Report the number of lines that include "grid", with no additional text.

▶ Provided material
--------

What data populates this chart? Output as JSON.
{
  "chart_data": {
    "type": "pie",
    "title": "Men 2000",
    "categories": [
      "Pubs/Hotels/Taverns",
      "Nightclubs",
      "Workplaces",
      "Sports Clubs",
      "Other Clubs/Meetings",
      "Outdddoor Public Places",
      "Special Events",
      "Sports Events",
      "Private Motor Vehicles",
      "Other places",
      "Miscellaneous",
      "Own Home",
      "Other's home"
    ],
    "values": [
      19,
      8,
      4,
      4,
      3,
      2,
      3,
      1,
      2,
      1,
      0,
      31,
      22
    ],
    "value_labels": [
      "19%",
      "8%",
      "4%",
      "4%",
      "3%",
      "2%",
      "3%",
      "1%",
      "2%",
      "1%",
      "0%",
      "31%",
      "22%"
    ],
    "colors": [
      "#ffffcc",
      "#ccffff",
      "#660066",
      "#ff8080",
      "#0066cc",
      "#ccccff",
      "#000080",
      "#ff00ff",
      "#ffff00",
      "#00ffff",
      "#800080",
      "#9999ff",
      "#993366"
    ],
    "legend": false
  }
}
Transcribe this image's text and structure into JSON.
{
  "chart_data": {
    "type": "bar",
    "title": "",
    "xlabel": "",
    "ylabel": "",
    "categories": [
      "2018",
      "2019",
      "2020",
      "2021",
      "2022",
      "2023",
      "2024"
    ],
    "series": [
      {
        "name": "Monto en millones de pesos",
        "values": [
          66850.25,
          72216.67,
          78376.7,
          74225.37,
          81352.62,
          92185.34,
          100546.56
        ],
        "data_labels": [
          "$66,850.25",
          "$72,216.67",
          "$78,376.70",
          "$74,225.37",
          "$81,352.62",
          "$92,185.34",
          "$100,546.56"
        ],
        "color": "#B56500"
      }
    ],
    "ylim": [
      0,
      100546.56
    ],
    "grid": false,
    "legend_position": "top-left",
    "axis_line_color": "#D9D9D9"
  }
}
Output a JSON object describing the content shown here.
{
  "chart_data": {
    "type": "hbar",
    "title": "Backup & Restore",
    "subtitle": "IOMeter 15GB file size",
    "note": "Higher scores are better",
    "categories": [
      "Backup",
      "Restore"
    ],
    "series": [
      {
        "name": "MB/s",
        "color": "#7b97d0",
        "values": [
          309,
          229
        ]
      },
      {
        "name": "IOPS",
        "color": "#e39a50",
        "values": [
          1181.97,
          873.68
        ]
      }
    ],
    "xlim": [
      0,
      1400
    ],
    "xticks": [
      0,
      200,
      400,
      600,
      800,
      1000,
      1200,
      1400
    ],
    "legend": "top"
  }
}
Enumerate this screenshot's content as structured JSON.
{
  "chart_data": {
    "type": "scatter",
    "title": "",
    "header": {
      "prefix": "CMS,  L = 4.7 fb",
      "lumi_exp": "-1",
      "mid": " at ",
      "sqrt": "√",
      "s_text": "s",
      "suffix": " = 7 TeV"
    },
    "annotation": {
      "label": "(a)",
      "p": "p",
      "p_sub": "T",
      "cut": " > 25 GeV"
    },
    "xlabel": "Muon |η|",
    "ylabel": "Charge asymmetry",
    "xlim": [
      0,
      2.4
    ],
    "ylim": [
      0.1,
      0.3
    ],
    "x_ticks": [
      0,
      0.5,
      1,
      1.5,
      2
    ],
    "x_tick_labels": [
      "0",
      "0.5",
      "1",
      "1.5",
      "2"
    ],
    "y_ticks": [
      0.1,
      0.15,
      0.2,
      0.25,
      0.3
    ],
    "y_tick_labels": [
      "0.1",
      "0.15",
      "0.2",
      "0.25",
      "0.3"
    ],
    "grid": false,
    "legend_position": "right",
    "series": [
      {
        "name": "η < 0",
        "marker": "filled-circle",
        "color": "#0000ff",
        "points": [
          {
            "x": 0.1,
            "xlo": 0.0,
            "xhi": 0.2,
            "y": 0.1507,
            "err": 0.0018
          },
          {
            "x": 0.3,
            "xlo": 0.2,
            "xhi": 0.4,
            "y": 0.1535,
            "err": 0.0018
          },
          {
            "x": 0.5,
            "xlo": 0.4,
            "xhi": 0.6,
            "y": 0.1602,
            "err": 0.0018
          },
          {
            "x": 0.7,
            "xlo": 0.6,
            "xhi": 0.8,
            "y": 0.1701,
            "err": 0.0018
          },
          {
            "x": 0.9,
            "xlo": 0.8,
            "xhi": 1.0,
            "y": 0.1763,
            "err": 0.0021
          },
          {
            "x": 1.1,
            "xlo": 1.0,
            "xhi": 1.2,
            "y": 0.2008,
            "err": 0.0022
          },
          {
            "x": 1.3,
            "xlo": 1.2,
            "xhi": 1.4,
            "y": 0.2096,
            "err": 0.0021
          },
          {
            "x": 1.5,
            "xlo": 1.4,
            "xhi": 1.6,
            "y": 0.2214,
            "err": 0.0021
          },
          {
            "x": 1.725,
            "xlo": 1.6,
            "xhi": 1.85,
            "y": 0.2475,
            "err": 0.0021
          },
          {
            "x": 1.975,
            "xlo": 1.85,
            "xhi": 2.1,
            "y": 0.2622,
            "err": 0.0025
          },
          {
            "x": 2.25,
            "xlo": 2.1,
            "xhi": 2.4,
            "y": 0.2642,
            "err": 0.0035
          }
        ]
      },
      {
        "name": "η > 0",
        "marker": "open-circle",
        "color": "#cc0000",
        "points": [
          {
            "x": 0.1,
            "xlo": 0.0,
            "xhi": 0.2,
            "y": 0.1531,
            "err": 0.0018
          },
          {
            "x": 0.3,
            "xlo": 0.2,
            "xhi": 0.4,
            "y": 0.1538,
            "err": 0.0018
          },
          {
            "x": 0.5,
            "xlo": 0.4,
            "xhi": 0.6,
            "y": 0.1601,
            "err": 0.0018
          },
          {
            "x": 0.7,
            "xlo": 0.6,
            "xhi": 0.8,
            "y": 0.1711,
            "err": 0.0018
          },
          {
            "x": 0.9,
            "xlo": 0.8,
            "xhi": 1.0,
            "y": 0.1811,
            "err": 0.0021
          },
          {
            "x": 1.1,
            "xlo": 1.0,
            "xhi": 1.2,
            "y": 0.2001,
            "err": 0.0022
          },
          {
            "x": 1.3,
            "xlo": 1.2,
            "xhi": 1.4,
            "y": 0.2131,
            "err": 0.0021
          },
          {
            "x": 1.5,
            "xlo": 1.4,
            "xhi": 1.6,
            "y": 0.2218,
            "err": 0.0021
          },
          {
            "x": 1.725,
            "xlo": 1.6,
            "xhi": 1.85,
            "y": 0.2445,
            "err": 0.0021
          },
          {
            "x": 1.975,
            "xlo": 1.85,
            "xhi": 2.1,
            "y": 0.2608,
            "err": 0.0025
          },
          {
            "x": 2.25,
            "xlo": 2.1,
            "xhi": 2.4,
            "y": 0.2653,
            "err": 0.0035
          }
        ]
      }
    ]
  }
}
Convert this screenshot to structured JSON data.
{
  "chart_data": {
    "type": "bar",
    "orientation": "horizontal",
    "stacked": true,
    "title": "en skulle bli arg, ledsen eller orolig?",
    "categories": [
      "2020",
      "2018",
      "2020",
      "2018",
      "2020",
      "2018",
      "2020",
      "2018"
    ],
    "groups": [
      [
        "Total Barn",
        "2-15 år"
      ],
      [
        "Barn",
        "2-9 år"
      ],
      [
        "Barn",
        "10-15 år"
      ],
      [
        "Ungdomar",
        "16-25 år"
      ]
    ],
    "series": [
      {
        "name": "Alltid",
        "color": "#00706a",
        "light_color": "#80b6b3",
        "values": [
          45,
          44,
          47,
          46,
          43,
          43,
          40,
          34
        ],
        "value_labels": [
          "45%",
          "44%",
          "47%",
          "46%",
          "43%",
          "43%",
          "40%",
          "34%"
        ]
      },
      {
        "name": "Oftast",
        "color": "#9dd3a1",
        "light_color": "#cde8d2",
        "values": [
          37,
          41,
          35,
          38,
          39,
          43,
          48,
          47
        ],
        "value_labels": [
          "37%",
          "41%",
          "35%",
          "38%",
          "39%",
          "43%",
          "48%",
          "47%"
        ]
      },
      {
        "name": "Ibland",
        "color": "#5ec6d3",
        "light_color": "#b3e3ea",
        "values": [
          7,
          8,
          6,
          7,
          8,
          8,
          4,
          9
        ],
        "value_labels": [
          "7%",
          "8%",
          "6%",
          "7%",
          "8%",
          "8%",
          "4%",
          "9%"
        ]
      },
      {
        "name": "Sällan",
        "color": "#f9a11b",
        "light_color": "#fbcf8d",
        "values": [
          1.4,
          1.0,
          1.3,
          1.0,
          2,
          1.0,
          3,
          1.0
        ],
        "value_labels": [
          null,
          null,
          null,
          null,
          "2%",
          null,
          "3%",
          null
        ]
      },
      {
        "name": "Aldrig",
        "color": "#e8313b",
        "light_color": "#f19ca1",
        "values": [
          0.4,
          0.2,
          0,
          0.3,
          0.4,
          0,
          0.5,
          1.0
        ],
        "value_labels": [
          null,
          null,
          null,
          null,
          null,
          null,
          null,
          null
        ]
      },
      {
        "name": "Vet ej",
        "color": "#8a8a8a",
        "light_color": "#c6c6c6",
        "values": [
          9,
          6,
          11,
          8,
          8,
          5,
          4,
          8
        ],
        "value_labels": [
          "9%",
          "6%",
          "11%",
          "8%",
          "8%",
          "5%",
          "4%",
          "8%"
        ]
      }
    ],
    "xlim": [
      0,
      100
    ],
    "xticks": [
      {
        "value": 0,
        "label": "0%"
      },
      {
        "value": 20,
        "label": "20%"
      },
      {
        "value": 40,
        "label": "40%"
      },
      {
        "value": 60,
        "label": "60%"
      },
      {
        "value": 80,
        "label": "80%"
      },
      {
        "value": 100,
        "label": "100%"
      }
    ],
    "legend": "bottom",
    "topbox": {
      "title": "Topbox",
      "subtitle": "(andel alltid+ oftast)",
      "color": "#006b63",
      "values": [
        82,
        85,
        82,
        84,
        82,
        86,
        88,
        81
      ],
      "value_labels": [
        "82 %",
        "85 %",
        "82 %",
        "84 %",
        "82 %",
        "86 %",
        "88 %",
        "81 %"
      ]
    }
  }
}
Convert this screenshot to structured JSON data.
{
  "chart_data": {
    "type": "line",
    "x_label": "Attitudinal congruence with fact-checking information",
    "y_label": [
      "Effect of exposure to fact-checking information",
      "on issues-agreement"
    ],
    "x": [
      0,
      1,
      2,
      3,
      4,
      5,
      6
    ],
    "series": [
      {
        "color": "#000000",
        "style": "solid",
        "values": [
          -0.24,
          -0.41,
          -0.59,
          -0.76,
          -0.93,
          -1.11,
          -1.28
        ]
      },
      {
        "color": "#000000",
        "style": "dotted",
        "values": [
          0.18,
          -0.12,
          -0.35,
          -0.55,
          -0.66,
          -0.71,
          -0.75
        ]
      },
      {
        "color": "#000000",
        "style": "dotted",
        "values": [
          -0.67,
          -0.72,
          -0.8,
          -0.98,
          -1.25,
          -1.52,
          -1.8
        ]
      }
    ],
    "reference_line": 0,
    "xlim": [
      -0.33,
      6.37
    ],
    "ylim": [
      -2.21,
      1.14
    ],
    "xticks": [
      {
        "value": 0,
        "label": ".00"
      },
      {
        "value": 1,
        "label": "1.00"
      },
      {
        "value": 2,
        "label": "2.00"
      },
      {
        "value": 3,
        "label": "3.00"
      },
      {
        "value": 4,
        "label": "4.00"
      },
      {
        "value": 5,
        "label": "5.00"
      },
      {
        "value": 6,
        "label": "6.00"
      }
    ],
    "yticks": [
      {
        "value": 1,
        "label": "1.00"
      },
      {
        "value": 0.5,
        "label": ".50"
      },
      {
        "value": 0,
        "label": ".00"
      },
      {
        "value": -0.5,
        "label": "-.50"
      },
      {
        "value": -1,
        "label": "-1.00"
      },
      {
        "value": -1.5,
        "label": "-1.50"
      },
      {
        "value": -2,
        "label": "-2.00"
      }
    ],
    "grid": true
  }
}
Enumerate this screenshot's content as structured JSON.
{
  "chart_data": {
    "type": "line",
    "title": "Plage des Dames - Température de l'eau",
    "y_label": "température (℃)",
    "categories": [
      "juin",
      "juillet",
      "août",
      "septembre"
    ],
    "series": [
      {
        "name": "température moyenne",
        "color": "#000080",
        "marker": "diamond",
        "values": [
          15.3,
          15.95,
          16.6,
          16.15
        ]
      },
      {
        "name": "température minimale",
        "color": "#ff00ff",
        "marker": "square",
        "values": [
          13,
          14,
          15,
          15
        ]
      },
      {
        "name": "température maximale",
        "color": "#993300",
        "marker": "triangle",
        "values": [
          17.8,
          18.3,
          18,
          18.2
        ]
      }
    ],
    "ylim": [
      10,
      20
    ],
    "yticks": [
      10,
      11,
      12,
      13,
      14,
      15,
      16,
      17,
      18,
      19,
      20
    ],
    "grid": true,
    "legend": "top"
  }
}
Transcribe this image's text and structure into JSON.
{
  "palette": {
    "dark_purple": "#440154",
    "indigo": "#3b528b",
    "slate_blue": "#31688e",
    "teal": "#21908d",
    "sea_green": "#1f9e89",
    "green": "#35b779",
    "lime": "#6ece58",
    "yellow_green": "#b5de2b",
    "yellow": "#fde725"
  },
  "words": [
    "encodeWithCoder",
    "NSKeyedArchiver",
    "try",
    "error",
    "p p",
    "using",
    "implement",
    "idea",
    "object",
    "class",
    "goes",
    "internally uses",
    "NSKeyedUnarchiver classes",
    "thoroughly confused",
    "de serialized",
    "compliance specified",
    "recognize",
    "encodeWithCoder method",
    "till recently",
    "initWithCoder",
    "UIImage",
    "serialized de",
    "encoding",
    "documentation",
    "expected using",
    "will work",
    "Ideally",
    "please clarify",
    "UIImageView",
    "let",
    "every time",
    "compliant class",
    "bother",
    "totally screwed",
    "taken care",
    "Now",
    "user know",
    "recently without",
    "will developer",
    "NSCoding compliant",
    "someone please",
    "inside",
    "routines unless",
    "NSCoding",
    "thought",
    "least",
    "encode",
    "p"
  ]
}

--------

▶ Expected answer
4